* **BRIEF**:
Lines containing the word "JavaScript脚本" are to be located and copied.
-- START DATASET RECORDS --
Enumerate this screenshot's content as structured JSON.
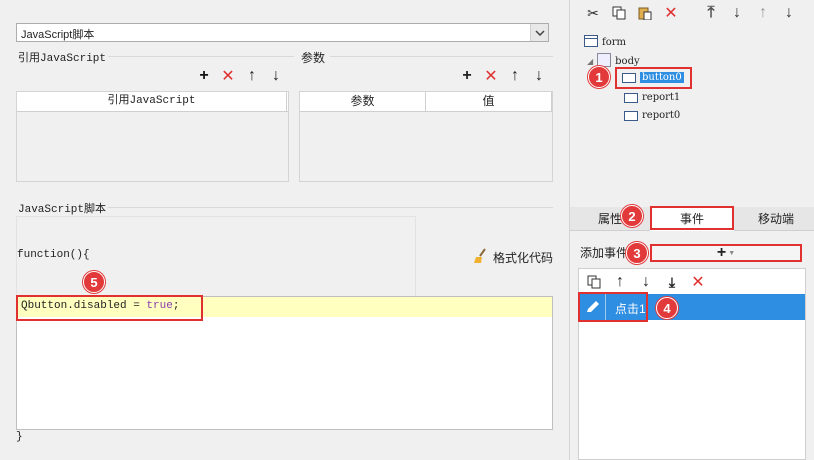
{
  "left": {
    "script_type_select": "JavaScript脚本",
    "ref_js_section_label": "引用JavaScript",
    "params_section_label": "参数",
    "ref_js_table_header": "引用JavaScript",
    "params_table_headers": [
      "参数",
      "值"
    ],
    "js_script_section_label": "JavaScript脚本",
    "function_open": "function(){",
    "code_line": "Qbutton.disabled = true;",
    "code_keyword": "true",
    "function_close": "}",
    "format_code_button": "格式化代码"
  },
  "right": {
    "tree": {
      "form": "form",
      "body": "body",
      "button0": "button0",
      "report1": "report1",
      "report0": "report0"
    },
    "tabs": [
      "属性",
      "事件",
      "移动端"
    ],
    "add_event_label": "添加事件",
    "event_item_label": "点击1"
  },
  "badges": [
    "1",
    "2",
    "3",
    "4",
    "5"
  ],
  "colors": {
    "highlight_red": "#e03030",
    "selected_blue": "#2e8ee2",
    "code_highlight": "#ffffc0"
  }
}
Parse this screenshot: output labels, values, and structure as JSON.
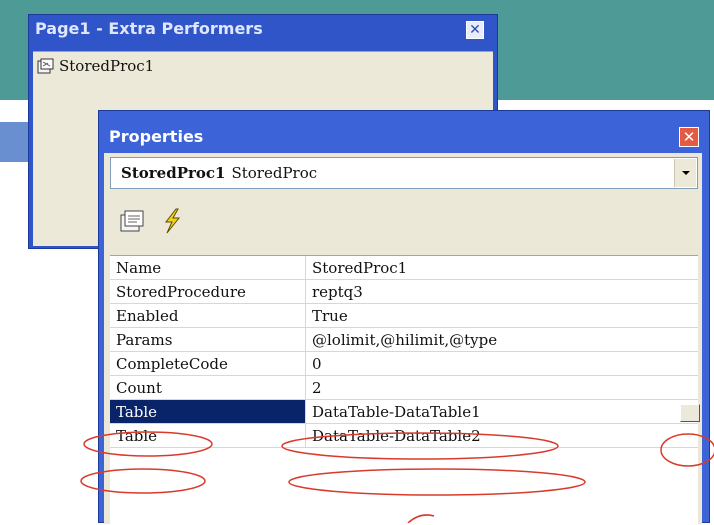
{
  "colors": {
    "title_bar": "#3c63d8",
    "selection": "#0a246a",
    "annotation": "#d93a2b",
    "panel": "#ebe8d7"
  },
  "back_window": {
    "title": "Page1 - Extra Performers",
    "close_icon": "close-icon",
    "items": [
      {
        "label": "StoredProc1",
        "icon": "stored-proc-icon"
      }
    ]
  },
  "properties_window": {
    "title": "Properties",
    "close_icon": "close-icon",
    "object_selector": {
      "name": "StoredProc1",
      "type": "StoredProc",
      "dropdown_icon": "chevron-down-icon"
    },
    "toolbar": [
      {
        "name": "properties-icon"
      },
      {
        "name": "events-lightning-icon"
      }
    ],
    "grid_rows": [
      {
        "key": "Name",
        "value": "StoredProc1"
      },
      {
        "key": "StoredProcedure",
        "value": "reptq3"
      },
      {
        "key": "Enabled",
        "value": "True"
      },
      {
        "key": "Params",
        "value": "@lolimit,@hilimit,@type"
      },
      {
        "key": "CompleteCode",
        "value": "0"
      },
      {
        "key": "Count",
        "value": "2"
      },
      {
        "key": "Table",
        "value": "DataTable-DataTable1",
        "selected": true
      },
      {
        "key": "Table",
        "value": "DataTable-DataTable2"
      }
    ]
  }
}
-- END DATASET RECORDS --
* **TASK RESPONSE**:
    "script_type_select": "JavaScript脚本",
    "js_script_section_label": "JavaScript脚本",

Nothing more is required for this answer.